* BEGIN RECORDS SHOWN *
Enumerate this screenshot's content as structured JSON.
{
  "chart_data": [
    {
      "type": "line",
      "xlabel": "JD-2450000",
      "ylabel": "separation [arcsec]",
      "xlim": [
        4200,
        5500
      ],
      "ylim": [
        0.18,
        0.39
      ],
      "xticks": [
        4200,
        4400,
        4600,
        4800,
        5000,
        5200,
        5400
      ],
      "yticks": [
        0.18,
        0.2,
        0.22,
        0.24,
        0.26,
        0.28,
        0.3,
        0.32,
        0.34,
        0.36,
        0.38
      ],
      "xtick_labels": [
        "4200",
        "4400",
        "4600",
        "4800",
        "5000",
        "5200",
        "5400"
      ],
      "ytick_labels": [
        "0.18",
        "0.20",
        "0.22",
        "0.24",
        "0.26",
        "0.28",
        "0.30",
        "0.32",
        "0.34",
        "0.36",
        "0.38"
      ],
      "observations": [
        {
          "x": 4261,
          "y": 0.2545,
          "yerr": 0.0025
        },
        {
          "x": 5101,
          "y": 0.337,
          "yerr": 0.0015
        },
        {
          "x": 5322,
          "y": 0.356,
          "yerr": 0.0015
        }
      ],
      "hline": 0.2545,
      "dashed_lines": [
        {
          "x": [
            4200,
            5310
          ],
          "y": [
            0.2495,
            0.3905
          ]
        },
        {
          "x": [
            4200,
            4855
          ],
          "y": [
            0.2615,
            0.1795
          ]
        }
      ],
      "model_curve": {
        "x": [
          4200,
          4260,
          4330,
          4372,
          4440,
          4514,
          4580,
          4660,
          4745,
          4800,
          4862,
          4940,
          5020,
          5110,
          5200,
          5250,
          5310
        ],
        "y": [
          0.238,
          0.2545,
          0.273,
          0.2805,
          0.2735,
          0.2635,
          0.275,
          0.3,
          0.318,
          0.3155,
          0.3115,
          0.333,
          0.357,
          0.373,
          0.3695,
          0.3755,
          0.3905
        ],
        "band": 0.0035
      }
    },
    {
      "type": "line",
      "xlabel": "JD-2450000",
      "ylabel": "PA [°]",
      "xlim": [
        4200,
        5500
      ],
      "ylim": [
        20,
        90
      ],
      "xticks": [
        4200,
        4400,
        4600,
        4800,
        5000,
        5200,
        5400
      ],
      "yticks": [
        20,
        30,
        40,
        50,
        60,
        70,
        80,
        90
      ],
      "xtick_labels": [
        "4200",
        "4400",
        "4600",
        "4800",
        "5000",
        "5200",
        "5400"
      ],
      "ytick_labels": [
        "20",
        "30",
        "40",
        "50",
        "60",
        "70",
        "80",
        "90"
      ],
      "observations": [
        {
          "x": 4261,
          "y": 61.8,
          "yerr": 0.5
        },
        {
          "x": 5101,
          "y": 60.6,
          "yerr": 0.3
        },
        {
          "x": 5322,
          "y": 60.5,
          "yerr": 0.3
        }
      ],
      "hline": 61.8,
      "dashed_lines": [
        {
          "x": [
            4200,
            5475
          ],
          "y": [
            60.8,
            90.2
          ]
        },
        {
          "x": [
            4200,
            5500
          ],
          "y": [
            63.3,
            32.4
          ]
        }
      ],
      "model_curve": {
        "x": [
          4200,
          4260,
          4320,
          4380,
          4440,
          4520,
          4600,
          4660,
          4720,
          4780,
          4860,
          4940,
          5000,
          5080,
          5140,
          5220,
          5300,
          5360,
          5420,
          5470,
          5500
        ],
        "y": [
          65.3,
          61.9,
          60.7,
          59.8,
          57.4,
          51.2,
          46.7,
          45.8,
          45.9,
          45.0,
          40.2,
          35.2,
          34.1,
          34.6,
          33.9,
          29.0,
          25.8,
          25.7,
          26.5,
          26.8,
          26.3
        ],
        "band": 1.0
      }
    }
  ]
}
* END RECORDS SHOWN *
Repeat every line of the material exactly as given.

RESULT ->
Enumerate this screenshot's content as structured JSON.
{
  "chart_data": [
    {
      "type": "line",
      "xlabel": "JD-2450000",
      "ylabel": "separation [arcsec]",
      "xlim": [
        4200,
        5500
      ],
      "ylim": [
        0.18,
        0.39
      ],
      "xticks": [
        4200,
        4400,
        4600,
        4800,
        5000,
        5200,
        5400
      ],
      "yticks": [
        0.18,
        0.2,
        0.22,
        0.24,
        0.26,
        0.28,
        0.3,
        0.32,
        0.34,
        0.36,
        0.38
      ],
      "xtick_labels": [
        "4200",
        "4400",
        "4600",
        "4800",
        "5000",
        "5200",
        "5400"
      ],
      "ytick_labels": [
        "0.18",
        "0.20",
        "0.22",
        "0.24",
        "0.26",
        "0.28",
        "0.30",
        "0.32",
        "0.34",
        "0.36",
        "0.38"
      ],
      "observations": [
        {
          "x": 4261,
          "y": 0.2545,
          "yerr": 0.0025
        },
        {
          "x": 5101,
          "y": 0.337,
          "yerr": 0.0015
        },
        {
          "x": 5322,
          "y": 0.356,
          "yerr": 0.0015
        }
      ],
      "hline": 0.2545,
      "dashed_lines": [
        {
          "x": [
            4200,
            5310
          ],
          "y": [
            0.2495,
            0.3905
          ]
        },
        {
          "x": [
            4200,
            4855
          ],
          "y": [
            0.2615,
            0.1795
          ]
        }
      ],
      "model_curve": {
        "x": [
          4200,
          4260,
          4330,
          4372,
          4440,
          4514,
          4580,
          4660,
          4745,
          4800,
          4862,
          4940,
          5020,
          5110,
          5200,
          5250,
          5310
        ],
        "y": [
          0.238,
          0.2545,
          0.273,
          0.2805,
          0.2735,
          0.2635,
          0.275,
          0.3,
          0.318,
          0.3155,
          0.3115,
          0.333,
          0.357,
          0.373,
          0.3695,
          0.3755,
          0.3905
        ],
        "band": 0.0035
      }
    },
    {
      "type": "line",
      "xlabel": "JD-2450000",
      "ylabel": "PA [°]",
      "xlim": [
        4200,
        5500
      ],
      "ylim": [
        20,
        90
      ],
      "xticks": [
        4200,
        4400,
        4600,
        4800,
        5000,
        5200,
        5400
      ],
      "yticks": [
        20,
        30,
        40,
        50,
        60,
        70,
        80,
        90
      ],
      "xtick_labels": [
        "4200",
        "4400",
        "4600",
        "4800",
        "5000",
        "5200",
        "5400"
      ],
      "ytick_labels": [
        "20",
        "30",
        "40",
        "50",
        "60",
        "70",
        "80",
        "90"
      ],
      "observations": [
        {
          "x": 4261,
          "y": 61.8,
          "yerr": 0.5
        },
        {
          "x": 5101,
          "y": 60.6,
          "yerr": 0.3
        },
        {
          "x": 5322,
          "y": 60.5,
          "yerr": 0.3
        }
      ],
      "hline": 61.8,
      "dashed_lines": [
        {
          "x": [
            4200,
            5475
          ],
          "y": [
            60.8,
            90.2
          ]
        },
        {
          "x": [
            4200,
            5500
          ],
          "y": [
            63.3,
            32.4
          ]
        }
      ],
      "model_curve": {
        "x": [
          4200,
          4260,
          4320,
          4380,
          4440,
          4520,
          4600,
          4660,
          4720,
          4780,
          4860,
          4940,
          5000,
          5080,
          5140,
          5220,
          5300,
          5360,
          5420,
          5470,
          5500
        ],
        "y": [
          65.3,
          61.9,
          60.7,
          59.8,
          57.4,
          51.2,
          46.7,
          45.8,
          45.9,
          45.0,
          40.2,
          35.2,
          34.1,
          34.6,
          33.9,
          29.0,
          25.8,
          25.7,
          26.5,
          26.8,
          26.3
        ],
        "band": 1.0
      }
    }
  ]
}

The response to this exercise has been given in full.